THE TASK:
Give the number of lines that hold the string "天风证券研究所". Nothing else is needed.

EXTRACTED ENTRIES:
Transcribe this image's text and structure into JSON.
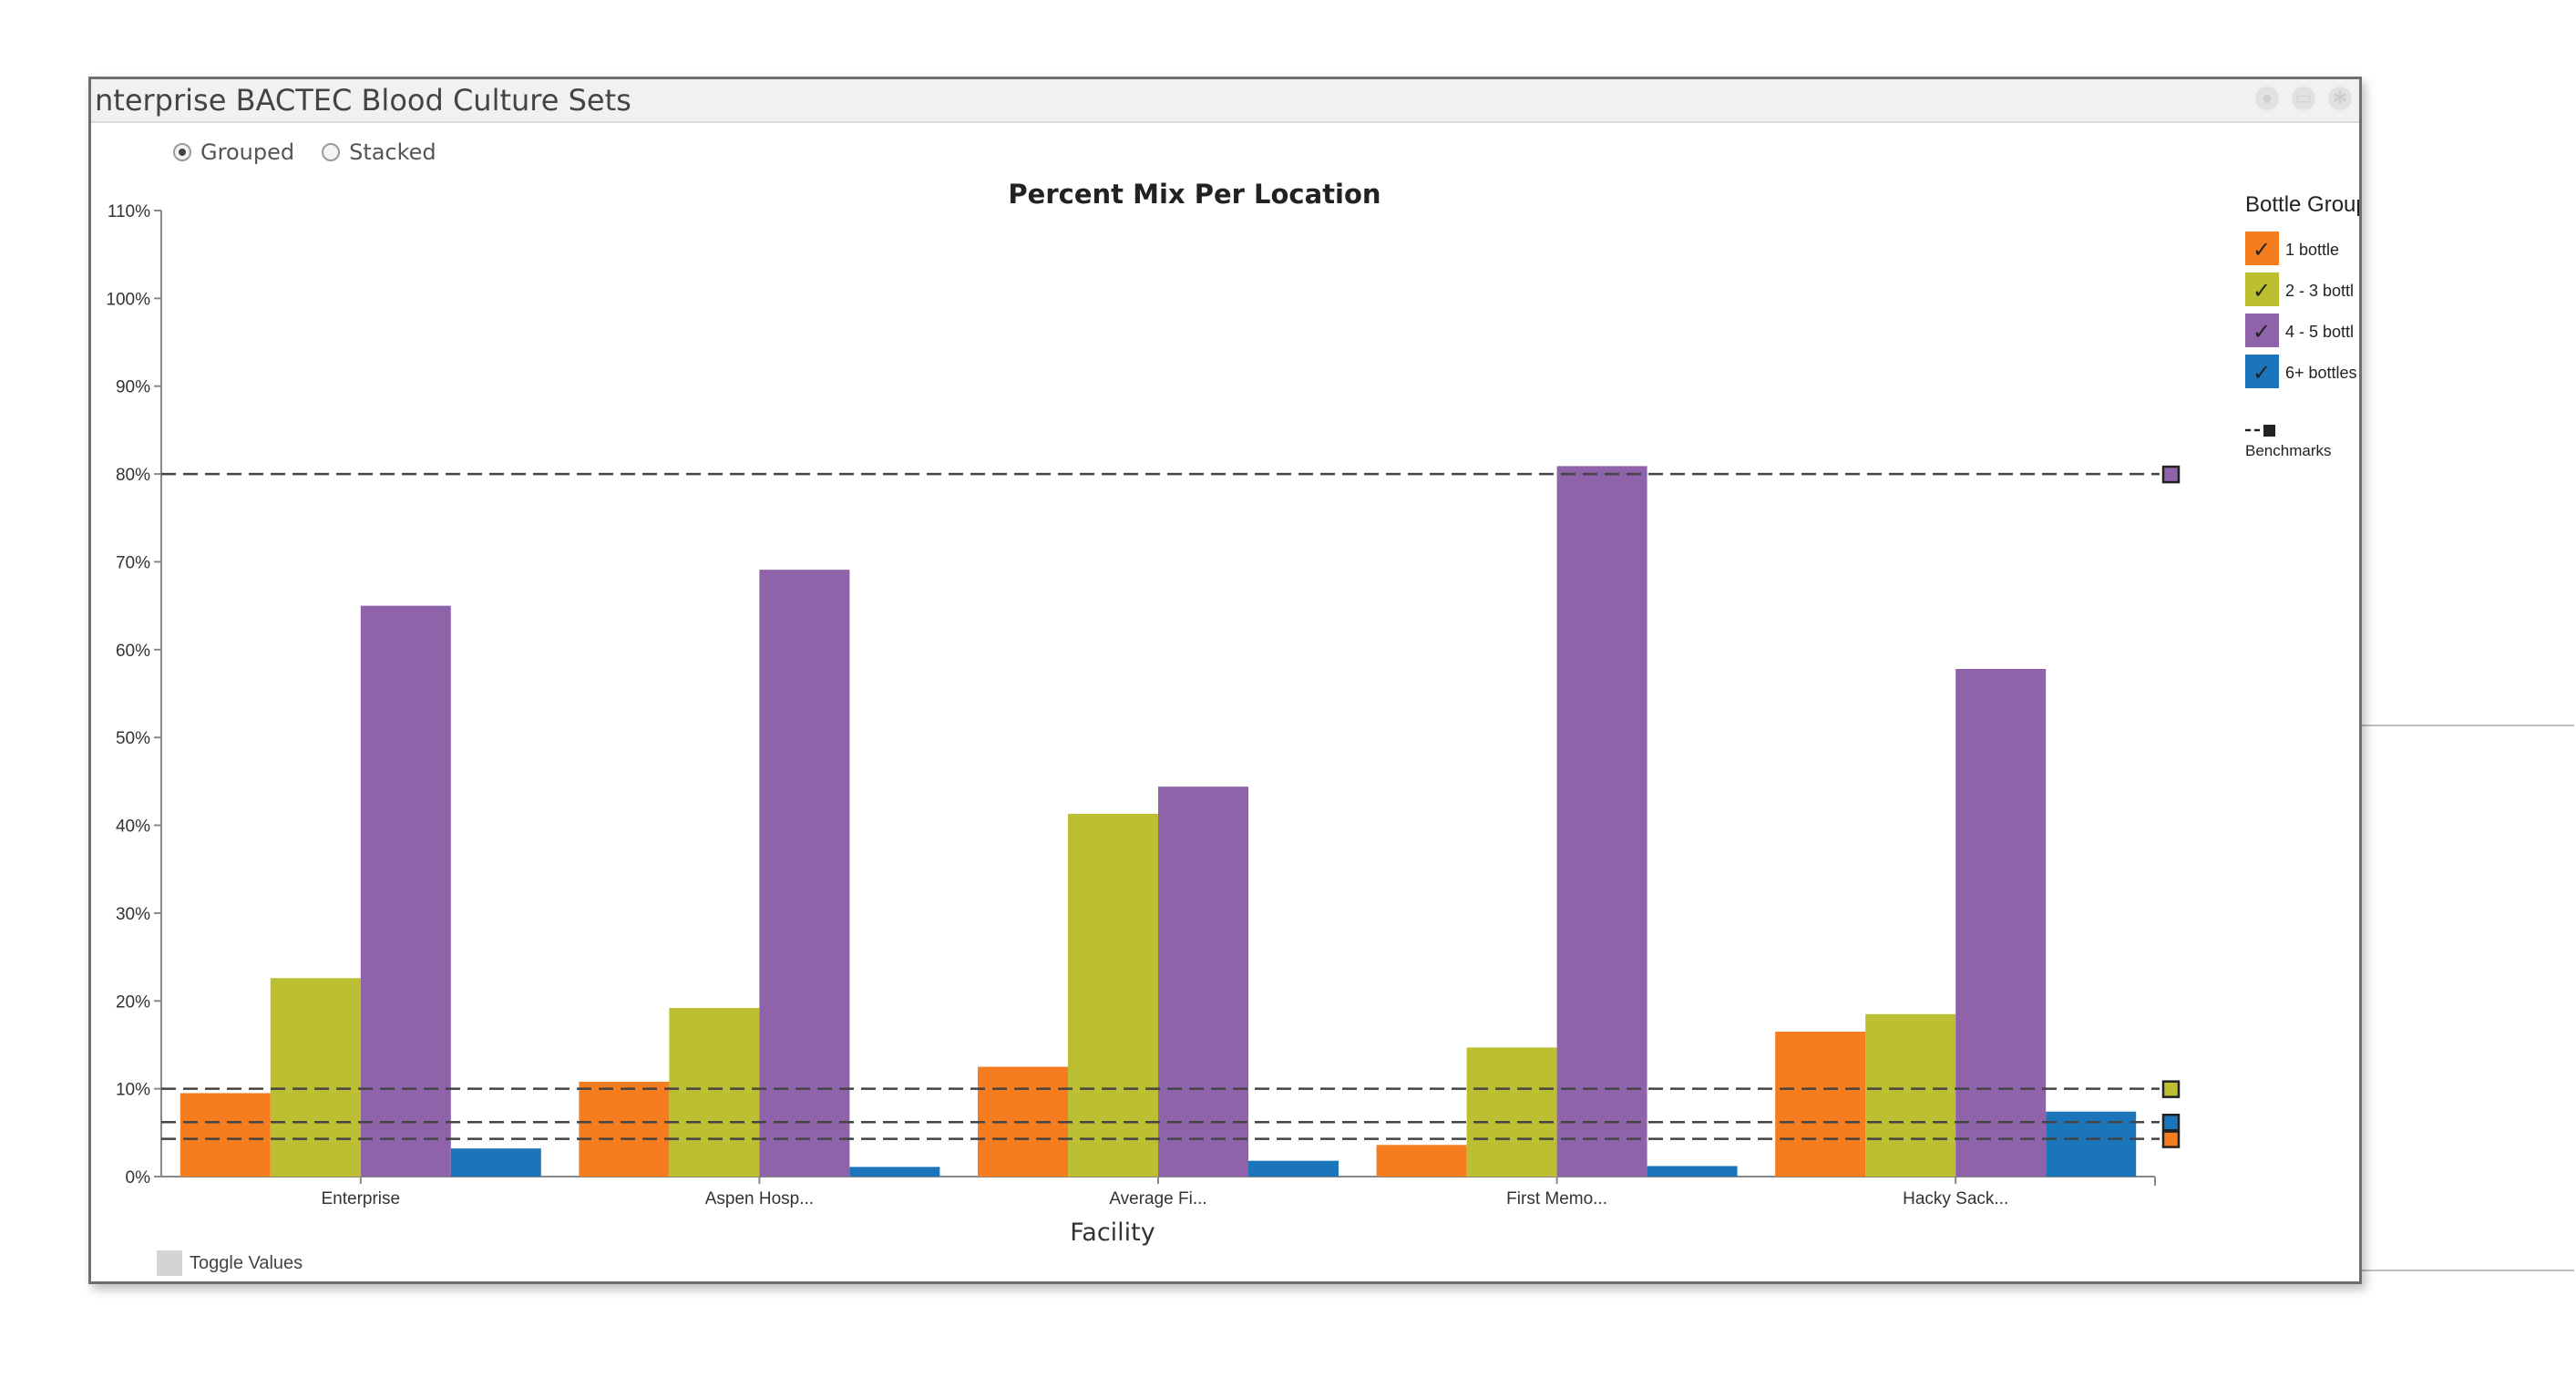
{
  "panel": {
    "title": "nterprise BACTEC Blood Culture Sets",
    "icons": [
      "info-icon",
      "print-icon",
      "gear-icon"
    ]
  },
  "mode": {
    "options": [
      "Grouped",
      "Stacked"
    ],
    "selected": "Grouped"
  },
  "toggle_values_label": "Toggle Values",
  "colors": {
    "1 bottle": "#f57d1f",
    "2 - 3 bottles": "#bcbf32",
    "4 - 5 bottles": "#8e63aa",
    "6+ bottles": "#1b75bb"
  },
  "chart_data": {
    "type": "bar",
    "title": "Percent Mix Per Location",
    "xlabel": "Facility",
    "ylabel": "",
    "ylim": [
      0,
      110
    ],
    "yticks": [
      "0%",
      "10%",
      "20%",
      "30%",
      "40%",
      "50%",
      "60%",
      "70%",
      "80%",
      "90%",
      "100%",
      "110%"
    ],
    "categories": [
      "Enterprise",
      "Aspen Hosp...",
      "Average Fi...",
      "First Memo...",
      "Hacky Sack..."
    ],
    "series": [
      {
        "name": "1 bottle",
        "values": [
          9.5,
          10.8,
          12.5,
          3.6,
          16.5
        ]
      },
      {
        "name": "2 - 3 bottl",
        "values": [
          22.6,
          19.2,
          41.3,
          14.7,
          18.5
        ]
      },
      {
        "name": "4 - 5 bottl",
        "values": [
          65.0,
          69.1,
          44.4,
          80.9,
          57.8
        ]
      },
      {
        "name": "6+ bottles",
        "values": [
          3.2,
          1.1,
          1.8,
          1.2,
          7.4
        ]
      }
    ],
    "legend": {
      "title": "Bottle Group",
      "position": "right"
    },
    "benchmarks": {
      "label": "Benchmarks",
      "lines": [
        {
          "series": "4 - 5 bottl",
          "value": 80
        },
        {
          "series": "2 - 3 bottl",
          "value": 10
        },
        {
          "series": "6+ bottles",
          "value": 6.2
        },
        {
          "series": "1 bottle",
          "value": 4.3
        }
      ]
    }
  }
}
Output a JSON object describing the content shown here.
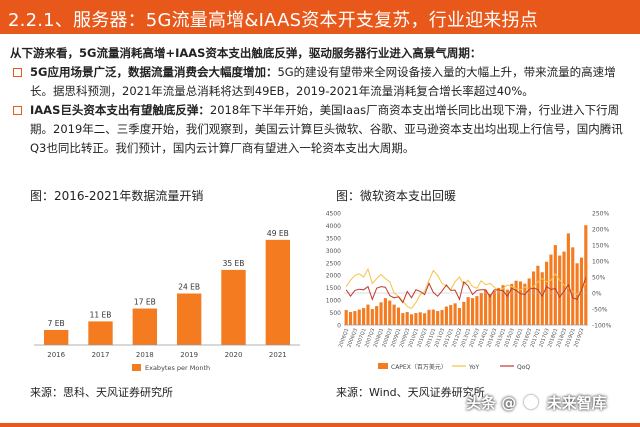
{
  "header": {
    "title": "2.2.1、服务器：5G流量高增&IAAS资本开支复苏，行业迎来拐点"
  },
  "intro": "从下游来看，5G流量消耗高增+IAAS资本支出触底反弹，驱动服务器行业进入高景气周期：",
  "bullets": [
    {
      "lead": "5G应用场景广泛，数据流量消费会大幅度增加：",
      "text": "5G的建设有望带来全网设备接入量的大幅上升，带来流量的高速增长。据思科预测，2021年流量总消耗将达到49EB，2019-2021年流量消耗复合增长率超过40%。"
    },
    {
      "lead": "IAAS巨头资本支出有望触底反弹：",
      "text": "2018年下半年开始，美国Iaas厂商资本支出增长同比出现下滑，行业进入下行周期。2019年二、三季度开始，我们观察到，美国云计算巨头微软、谷歌、亚马逊资本支出均出现上行信号，国内腾讯Q3也同比转正。我们预计，国内云计算厂商有望进入一轮资本支出大周期。"
    }
  ],
  "figures": {
    "left_title": "图：2016-2021年数据流量开销",
    "right_title": "图：微软资本支出回暖",
    "left_source": "来源：思科、天风证券研究所",
    "right_source": "来源：Wind、天风证券研究所"
  },
  "watermark": {
    "prefix": "头条",
    "at": "@",
    "brand": "未来智库"
  },
  "colors": {
    "accent": "#e8581a",
    "bar": "#f47b20",
    "line_yoy": "#f6c243",
    "line_qoq": "#c0392b"
  },
  "chart_data": [
    {
      "type": "bar",
      "categories": [
        "2016",
        "2017",
        "2018",
        "2019",
        "2020",
        "2021"
      ],
      "values": [
        7,
        11,
        17,
        24,
        35,
        49
      ],
      "data_labels": [
        "7 EB",
        "11 EB",
        "17 EB",
        "24 EB",
        "35 EB",
        "49 EB"
      ],
      "series": [
        {
          "name": "Exabytes per Month",
          "values": [
            7,
            11,
            17,
            24,
            35,
            49
          ]
        }
      ],
      "ylim": [
        0,
        55
      ],
      "grid": false,
      "legend": "bottom"
    },
    {
      "type": "bar",
      "y_ticks": [
        "0",
        "500",
        "1000",
        "1500",
        "2000",
        "2500",
        "3000",
        "3500",
        "4000",
        "4500"
      ],
      "y2_ticks": [
        "-100%",
        "-50%",
        "0%",
        "50%",
        "100%",
        "150%",
        "200%",
        "250%"
      ],
      "x_ticks": [
        "2006Q1",
        "2006Q3",
        "2007Q1",
        "2007Q3",
        "2008Q1",
        "2008Q3",
        "2009Q1",
        "2009Q3",
        "2010Q1",
        "2010Q3",
        "2011Q1",
        "2011Q3",
        "2012Q1",
        "2012Q3",
        "2013Q1",
        "2013Q3",
        "2014Q1",
        "2014Q3",
        "2015Q1",
        "2015Q3",
        "2016Q1",
        "2016Q3",
        "2017Q1",
        "2017Q3",
        "2018Q1",
        "2018Q3",
        "2019Q1",
        "2019Q3"
      ],
      "ylim": [
        0,
        4500
      ],
      "y2lim": [
        -100,
        250
      ],
      "series": [
        {
          "name": "CAPEX（百万美元）",
          "type": "bar",
          "values": [
            600,
            520,
            560,
            620,
            680,
            820,
            640,
            760,
            910,
            1080,
            980,
            820,
            700,
            480,
            520,
            430,
            480,
            510,
            470,
            610,
            620,
            560,
            600,
            740,
            800,
            870,
            680,
            930,
            1120,
            1080,
            1160,
            1280,
            1410,
            1250,
            1370,
            1490,
            1600,
            1420,
            1650,
            1780,
            1750,
            1660,
            1870,
            2150,
            2380,
            2120,
            2540,
            2830,
            3210,
            2790,
            2950,
            3680,
            3120,
            2480,
            2710,
            4010
          ]
        },
        {
          "name": "YoY",
          "type": "line",
          "values": [
            20,
            40,
            55,
            60,
            50,
            75,
            30,
            45,
            58,
            45,
            35,
            0,
            -10,
            -25,
            -42,
            -48,
            -30,
            -5,
            5,
            40,
            70,
            55,
            30,
            22,
            10,
            35,
            50,
            25,
            40,
            20,
            15,
            38,
            26,
            30,
            18,
            5,
            14,
            25,
            20,
            15,
            10,
            18,
            12,
            20,
            35,
            45,
            35,
            40,
            60,
            40,
            25,
            15,
            5,
            -5,
            10,
            30
          ]
        },
        {
          "name": "QoQ",
          "type": "line",
          "values": [
            10,
            -10,
            8,
            12,
            10,
            20,
            -20,
            15,
            20,
            18,
            -8,
            -15,
            -12,
            -30,
            5,
            -15,
            10,
            5,
            -5,
            30,
            2,
            -10,
            6,
            25,
            8,
            9,
            -20,
            35,
            22,
            -5,
            8,
            10,
            10,
            -12,
            10,
            9,
            7,
            -10,
            15,
            8,
            -2,
            -5,
            12,
            15,
            11,
            -10,
            20,
            11,
            14,
            -13,
            6,
            25,
            -15,
            -20,
            9,
            48
          ]
        }
      ],
      "grid": false,
      "legend": "bottom"
    }
  ]
}
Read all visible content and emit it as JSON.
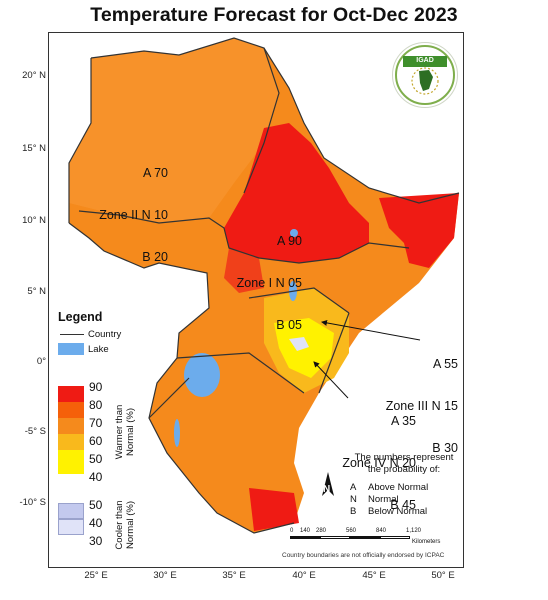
{
  "title": "Temperature Forecast for Oct-Dec 2023",
  "latitude_labels": [
    "20° N",
    "15° N",
    "10° N",
    "5° N",
    "0°",
    "-5° S",
    "-10° S"
  ],
  "longitude_labels": [
    "25° E",
    "30° E",
    "35° E",
    "40° E",
    "45° E",
    "50° E"
  ],
  "logo": {
    "text": "IGAD"
  },
  "zones": [
    {
      "name": "Zone II",
      "A": "70",
      "N": "10",
      "B": "20"
    },
    {
      "name": "Zone I",
      "A": "90",
      "N": "05",
      "B": "05"
    },
    {
      "name": "Zone III",
      "A": "55",
      "N": "15",
      "B": "30"
    },
    {
      "name": "Zone IV",
      "A": "35",
      "N": "20",
      "B": "45"
    }
  ],
  "legend": {
    "title": "Legend",
    "country_label": "Country",
    "lake_label": "Lake",
    "warm_label": "Warmer than\nNormal (%)",
    "cool_label": "Cooler than\nNormal (%)",
    "warm_values": [
      "90",
      "80",
      "70",
      "60",
      "50",
      "40"
    ],
    "cool_values": [
      "50",
      "40",
      "30"
    ],
    "warm_colors": [
      "#ef1b14",
      "#f5600a",
      "#f58a1c",
      "#f9b91c",
      "#fff200"
    ],
    "cool_colors": [
      "#c3c9ee",
      "#e0e3f8"
    ],
    "lake_color": "#6cacec"
  },
  "probability_note": {
    "heading": "The numbers represent the probability of:",
    "items": [
      {
        "key": "A",
        "label": "Above Normal"
      },
      {
        "key": "N",
        "label": "Normal"
      },
      {
        "key": "B",
        "label": "Below Normal"
      }
    ]
  },
  "scale_bar": {
    "ticks": [
      "0",
      "140",
      "280",
      "560",
      "840",
      "1,120"
    ],
    "unit": "Kilometers"
  },
  "north_arrow_label": "N",
  "disclaimer": "Country boundaries are not officially endorsed by ICPAC"
}
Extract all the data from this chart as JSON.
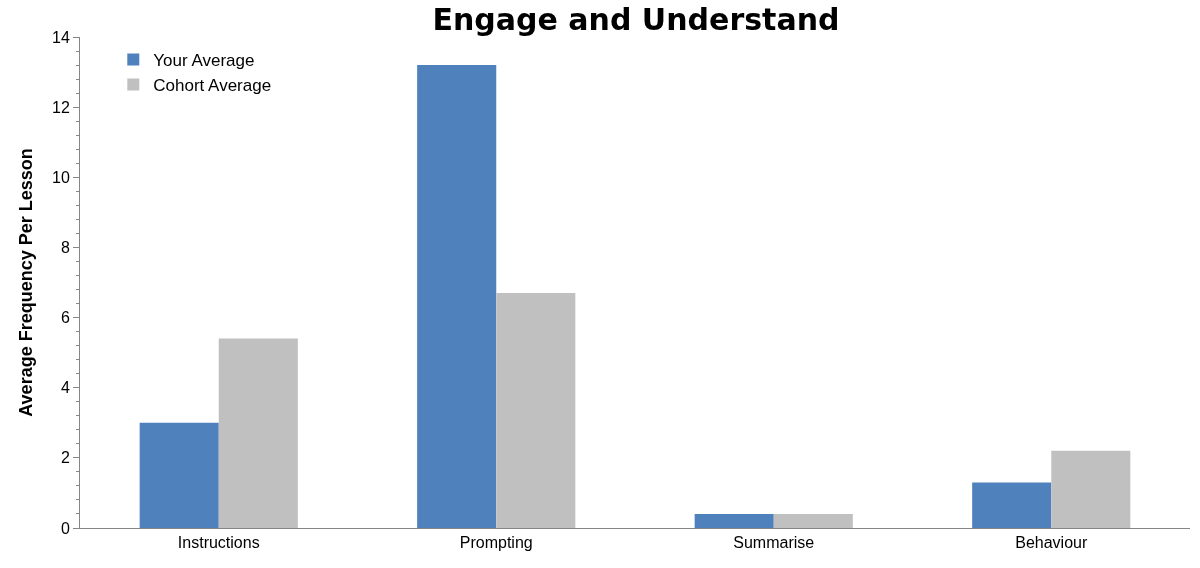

REPLY:
2